Task statement: Examine each line of the data. Copy those that contain the string "hvilke".

Raw data:
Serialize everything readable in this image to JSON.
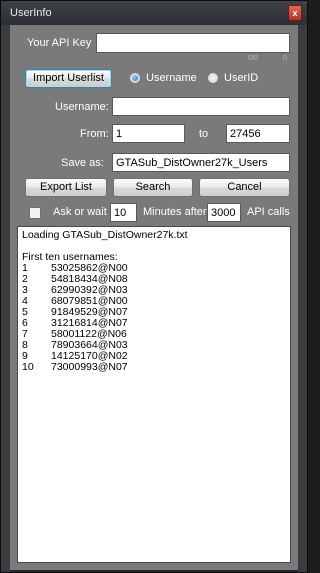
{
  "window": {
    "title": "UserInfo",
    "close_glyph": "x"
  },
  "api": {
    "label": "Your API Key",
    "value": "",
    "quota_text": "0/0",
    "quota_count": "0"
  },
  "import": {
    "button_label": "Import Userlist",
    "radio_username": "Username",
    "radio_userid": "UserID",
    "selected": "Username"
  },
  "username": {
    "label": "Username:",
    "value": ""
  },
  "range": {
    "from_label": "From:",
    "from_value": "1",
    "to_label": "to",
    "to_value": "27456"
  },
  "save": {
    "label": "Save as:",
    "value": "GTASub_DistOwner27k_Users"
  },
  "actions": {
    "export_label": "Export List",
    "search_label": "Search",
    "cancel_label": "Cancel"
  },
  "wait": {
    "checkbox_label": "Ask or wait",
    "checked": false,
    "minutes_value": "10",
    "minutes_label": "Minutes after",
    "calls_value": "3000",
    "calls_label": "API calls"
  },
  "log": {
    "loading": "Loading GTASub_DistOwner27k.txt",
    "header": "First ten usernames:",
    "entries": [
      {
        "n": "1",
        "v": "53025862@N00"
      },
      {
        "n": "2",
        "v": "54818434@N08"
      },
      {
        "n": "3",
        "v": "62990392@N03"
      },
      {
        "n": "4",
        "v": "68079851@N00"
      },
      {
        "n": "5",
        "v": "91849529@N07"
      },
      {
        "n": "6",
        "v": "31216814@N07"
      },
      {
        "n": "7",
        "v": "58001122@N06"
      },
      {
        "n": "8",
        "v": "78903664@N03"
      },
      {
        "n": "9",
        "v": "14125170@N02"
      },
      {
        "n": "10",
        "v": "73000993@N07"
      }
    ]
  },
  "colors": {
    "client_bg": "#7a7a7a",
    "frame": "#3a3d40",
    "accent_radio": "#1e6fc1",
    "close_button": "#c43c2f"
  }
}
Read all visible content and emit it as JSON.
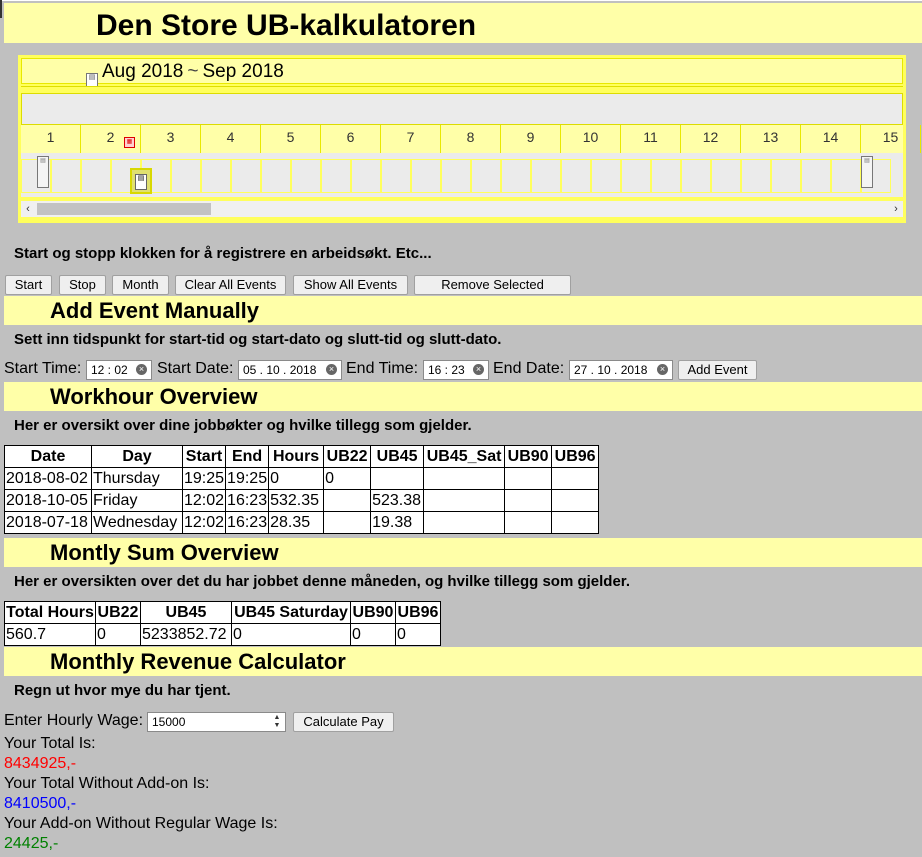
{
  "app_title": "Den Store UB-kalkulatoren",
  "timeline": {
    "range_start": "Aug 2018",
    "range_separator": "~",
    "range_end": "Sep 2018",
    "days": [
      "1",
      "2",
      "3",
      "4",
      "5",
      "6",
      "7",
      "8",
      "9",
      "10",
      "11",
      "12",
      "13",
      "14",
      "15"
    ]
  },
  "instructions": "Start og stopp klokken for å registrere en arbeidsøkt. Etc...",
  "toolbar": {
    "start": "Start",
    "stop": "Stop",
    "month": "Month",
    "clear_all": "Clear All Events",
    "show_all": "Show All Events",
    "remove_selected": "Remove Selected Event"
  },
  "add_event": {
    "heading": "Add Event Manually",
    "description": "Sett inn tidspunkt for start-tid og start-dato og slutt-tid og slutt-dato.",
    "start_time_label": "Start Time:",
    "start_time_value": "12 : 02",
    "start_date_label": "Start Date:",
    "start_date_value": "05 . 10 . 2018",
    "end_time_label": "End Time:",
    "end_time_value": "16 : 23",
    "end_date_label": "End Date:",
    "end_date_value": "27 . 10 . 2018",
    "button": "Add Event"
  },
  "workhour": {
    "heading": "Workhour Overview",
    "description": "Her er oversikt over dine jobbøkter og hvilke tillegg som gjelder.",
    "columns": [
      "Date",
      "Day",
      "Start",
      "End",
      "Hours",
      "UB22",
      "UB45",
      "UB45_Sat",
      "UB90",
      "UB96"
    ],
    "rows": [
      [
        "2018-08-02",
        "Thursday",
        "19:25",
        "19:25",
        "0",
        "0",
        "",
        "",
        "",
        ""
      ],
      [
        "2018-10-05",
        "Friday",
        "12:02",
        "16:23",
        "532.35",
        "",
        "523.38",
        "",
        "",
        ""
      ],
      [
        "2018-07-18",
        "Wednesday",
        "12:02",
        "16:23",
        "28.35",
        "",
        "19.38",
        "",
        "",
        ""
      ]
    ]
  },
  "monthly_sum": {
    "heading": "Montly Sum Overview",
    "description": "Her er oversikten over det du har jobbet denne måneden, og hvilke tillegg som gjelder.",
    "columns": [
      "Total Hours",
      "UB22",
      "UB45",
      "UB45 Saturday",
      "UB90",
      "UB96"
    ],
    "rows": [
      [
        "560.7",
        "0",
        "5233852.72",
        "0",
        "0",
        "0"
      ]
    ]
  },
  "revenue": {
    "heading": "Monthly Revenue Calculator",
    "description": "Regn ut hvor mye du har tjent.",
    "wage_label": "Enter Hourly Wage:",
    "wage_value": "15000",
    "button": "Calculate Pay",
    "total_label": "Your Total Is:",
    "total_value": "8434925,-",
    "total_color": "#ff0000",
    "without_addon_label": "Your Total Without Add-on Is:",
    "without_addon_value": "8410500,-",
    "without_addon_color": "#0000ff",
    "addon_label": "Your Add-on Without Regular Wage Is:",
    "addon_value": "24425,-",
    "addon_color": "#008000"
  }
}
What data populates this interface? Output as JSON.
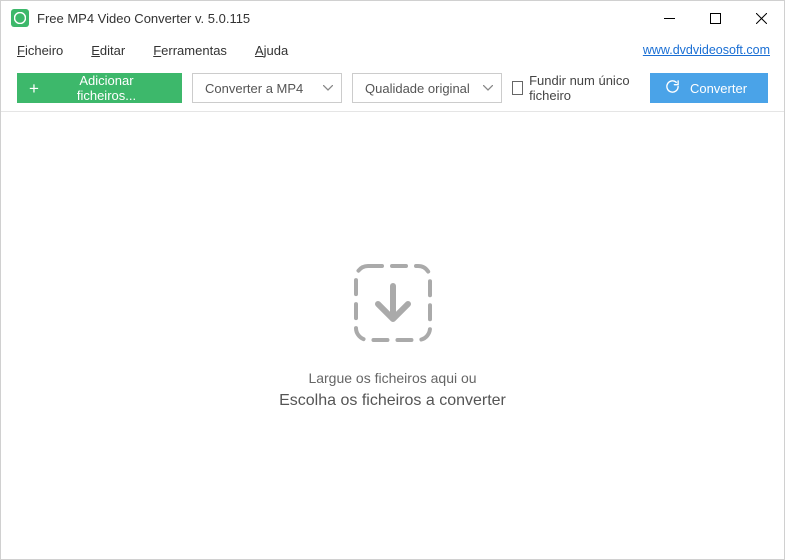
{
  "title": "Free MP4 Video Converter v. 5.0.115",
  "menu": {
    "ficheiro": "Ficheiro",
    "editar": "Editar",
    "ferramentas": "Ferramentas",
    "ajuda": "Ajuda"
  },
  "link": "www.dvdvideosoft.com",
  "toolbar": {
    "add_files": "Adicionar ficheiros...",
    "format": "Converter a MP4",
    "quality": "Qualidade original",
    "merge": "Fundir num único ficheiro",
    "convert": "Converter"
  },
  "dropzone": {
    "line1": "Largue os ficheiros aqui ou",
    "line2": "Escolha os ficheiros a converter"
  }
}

Response to the task:
    "description": "Her er oversikt over dine jobbøkter og hvilke tillegg som gjelder.",
    "description": "Her er oversikten over det du har jobbet denne måneden, og hvilke tillegg som gjelder.",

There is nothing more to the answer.